Supplied data:
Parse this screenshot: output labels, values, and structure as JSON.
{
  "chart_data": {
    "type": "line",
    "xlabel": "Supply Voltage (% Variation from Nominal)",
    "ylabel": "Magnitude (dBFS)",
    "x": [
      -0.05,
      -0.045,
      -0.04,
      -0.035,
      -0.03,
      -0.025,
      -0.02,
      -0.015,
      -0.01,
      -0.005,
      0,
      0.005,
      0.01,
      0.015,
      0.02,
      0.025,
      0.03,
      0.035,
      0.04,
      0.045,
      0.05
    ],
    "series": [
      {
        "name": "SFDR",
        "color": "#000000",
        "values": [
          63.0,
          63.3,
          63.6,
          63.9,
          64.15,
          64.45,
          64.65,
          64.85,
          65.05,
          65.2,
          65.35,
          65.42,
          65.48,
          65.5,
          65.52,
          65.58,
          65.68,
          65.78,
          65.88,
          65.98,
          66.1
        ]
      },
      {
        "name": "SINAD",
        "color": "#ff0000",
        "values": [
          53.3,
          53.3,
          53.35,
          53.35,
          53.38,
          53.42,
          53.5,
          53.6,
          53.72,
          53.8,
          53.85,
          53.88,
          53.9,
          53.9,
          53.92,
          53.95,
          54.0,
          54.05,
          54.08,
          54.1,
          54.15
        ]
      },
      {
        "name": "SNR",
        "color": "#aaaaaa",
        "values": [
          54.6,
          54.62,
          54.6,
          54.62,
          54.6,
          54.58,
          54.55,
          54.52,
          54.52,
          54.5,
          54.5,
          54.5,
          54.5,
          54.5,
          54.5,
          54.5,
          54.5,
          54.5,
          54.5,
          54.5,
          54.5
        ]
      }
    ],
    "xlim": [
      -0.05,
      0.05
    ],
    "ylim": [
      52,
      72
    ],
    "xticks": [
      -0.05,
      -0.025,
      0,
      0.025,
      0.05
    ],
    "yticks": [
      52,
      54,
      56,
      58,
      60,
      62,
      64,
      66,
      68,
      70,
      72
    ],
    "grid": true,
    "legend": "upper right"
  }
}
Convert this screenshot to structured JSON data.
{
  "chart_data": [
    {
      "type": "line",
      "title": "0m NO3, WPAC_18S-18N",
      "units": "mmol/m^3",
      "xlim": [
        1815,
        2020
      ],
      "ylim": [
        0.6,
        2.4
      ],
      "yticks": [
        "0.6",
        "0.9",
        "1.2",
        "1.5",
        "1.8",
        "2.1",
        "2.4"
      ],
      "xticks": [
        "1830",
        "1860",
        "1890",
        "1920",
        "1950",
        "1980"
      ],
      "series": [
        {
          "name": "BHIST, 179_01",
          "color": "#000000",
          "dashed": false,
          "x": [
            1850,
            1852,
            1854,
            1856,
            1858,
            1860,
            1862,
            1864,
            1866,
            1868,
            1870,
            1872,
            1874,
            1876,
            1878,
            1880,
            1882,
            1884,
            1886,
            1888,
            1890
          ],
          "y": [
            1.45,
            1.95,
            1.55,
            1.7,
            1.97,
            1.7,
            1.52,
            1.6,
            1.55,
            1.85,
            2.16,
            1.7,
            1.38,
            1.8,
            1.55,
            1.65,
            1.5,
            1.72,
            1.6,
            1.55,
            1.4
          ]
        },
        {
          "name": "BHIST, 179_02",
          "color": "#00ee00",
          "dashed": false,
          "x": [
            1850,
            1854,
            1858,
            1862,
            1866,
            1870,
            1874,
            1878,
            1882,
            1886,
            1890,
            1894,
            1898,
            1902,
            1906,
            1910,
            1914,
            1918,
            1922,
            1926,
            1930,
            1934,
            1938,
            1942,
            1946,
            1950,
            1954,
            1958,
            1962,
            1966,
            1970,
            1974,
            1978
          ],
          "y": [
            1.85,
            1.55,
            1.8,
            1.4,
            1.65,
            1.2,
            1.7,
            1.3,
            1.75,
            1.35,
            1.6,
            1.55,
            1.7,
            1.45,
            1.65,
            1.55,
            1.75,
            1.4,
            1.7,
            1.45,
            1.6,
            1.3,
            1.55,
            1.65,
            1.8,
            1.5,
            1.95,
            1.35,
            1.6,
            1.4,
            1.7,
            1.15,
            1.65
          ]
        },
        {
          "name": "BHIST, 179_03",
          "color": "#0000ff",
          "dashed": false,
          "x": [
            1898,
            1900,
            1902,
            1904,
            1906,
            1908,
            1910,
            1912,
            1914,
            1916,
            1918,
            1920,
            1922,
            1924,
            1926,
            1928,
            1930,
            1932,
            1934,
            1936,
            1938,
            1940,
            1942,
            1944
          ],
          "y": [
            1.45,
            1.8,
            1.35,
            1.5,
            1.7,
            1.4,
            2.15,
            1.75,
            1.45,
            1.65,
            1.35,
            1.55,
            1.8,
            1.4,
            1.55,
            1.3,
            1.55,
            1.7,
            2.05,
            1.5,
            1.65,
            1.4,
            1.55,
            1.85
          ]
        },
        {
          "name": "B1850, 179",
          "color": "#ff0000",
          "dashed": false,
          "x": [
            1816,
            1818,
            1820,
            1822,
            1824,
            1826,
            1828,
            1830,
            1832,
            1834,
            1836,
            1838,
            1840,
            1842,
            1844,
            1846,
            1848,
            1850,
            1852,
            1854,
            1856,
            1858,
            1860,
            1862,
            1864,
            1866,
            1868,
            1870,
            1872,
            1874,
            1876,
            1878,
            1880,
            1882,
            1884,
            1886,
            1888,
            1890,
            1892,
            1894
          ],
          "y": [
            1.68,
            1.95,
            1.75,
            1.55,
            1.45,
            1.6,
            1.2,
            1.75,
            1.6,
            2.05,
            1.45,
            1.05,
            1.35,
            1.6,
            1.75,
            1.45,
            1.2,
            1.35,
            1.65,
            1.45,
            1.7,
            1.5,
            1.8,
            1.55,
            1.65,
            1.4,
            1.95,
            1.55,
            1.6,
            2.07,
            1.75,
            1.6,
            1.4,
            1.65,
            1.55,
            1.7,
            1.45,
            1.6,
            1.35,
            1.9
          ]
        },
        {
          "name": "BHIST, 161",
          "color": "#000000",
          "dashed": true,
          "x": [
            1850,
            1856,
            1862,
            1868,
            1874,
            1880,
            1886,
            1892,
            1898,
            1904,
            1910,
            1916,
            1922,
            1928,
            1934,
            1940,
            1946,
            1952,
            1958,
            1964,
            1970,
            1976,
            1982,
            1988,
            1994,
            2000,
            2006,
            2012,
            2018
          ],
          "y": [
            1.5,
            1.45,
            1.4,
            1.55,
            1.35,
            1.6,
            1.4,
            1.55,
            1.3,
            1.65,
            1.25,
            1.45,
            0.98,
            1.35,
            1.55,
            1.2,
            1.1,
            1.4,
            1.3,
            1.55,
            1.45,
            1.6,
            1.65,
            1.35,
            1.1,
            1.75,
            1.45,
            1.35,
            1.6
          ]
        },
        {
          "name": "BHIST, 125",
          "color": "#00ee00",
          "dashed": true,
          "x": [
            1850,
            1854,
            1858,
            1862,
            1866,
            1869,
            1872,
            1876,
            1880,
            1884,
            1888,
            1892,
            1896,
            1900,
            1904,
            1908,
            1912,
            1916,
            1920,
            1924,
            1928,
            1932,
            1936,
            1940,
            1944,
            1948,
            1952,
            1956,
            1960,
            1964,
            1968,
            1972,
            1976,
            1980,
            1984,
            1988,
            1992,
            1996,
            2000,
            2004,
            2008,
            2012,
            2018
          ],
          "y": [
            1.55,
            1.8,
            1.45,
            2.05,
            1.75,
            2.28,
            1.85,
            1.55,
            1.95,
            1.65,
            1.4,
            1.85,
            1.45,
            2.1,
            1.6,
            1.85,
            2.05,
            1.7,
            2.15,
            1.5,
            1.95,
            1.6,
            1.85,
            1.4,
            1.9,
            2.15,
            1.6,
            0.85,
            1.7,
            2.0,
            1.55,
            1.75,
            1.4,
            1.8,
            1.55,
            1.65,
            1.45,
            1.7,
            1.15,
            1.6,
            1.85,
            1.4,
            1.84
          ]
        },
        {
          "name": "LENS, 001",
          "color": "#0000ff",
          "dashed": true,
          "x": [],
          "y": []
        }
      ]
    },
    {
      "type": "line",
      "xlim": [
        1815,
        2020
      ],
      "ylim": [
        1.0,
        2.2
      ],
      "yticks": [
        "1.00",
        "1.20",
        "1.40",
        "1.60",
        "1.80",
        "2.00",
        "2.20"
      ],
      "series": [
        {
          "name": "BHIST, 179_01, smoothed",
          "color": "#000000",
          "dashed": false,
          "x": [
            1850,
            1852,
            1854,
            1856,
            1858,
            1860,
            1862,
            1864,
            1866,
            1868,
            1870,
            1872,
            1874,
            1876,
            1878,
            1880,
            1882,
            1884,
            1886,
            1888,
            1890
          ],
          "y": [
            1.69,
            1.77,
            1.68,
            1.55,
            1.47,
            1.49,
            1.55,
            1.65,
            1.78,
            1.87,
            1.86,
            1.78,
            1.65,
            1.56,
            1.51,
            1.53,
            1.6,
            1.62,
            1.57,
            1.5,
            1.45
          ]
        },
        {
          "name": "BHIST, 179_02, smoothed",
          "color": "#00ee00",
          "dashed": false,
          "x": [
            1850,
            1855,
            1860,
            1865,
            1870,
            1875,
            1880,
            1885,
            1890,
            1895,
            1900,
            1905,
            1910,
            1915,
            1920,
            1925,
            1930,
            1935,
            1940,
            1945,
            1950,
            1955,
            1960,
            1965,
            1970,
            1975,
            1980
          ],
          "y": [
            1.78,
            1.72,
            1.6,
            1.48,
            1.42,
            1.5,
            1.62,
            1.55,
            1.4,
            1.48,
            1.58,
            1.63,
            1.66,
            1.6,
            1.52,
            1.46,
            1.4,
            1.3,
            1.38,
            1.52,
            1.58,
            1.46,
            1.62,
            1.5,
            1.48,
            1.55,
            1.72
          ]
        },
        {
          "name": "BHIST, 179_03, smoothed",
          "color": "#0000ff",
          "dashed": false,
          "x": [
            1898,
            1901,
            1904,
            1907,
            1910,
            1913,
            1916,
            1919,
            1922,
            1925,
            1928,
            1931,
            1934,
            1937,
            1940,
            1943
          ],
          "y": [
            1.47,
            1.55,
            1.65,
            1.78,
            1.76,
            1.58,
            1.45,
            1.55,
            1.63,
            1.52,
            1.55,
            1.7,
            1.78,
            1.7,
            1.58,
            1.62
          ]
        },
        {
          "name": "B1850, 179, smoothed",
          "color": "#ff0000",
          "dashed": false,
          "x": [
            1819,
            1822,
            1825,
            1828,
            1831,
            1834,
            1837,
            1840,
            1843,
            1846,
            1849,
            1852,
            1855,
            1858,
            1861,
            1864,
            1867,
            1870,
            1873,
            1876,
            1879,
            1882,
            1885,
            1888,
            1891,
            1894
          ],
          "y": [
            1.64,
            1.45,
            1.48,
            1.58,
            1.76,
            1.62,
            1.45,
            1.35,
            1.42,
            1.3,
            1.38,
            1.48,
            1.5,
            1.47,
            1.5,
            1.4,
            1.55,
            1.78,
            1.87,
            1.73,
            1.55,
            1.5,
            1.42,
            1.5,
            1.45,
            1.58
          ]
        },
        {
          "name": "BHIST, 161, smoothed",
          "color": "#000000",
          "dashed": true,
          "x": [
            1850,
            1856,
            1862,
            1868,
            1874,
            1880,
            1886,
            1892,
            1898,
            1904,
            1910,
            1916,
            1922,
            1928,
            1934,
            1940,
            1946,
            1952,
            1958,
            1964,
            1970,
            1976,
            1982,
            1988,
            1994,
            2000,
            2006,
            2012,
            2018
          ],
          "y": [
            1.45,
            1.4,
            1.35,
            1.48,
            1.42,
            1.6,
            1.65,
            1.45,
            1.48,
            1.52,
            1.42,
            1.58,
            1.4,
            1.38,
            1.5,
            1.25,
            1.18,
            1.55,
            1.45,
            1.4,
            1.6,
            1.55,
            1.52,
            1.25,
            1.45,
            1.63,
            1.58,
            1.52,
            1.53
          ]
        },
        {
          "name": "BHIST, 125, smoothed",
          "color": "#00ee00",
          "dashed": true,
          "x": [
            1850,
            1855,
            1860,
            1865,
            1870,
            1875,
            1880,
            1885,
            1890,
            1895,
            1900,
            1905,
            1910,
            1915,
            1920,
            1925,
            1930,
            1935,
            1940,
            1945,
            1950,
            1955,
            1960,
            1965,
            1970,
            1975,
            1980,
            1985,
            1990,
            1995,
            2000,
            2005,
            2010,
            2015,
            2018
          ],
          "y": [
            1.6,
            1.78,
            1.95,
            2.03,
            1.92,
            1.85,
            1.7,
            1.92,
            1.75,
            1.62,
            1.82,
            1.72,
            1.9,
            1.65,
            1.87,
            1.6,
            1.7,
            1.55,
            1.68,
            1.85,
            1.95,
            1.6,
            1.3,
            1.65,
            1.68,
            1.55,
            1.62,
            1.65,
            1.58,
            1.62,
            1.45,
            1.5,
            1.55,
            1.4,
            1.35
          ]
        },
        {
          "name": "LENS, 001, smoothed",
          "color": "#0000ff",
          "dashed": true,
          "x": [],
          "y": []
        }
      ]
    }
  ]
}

Exercise details: Look through the lines above and collect those with the word "screenshot".

Solution to this exercise:
Parse this screenshot: output labels, values, and structure as JSON.
Convert this screenshot to structured JSON data.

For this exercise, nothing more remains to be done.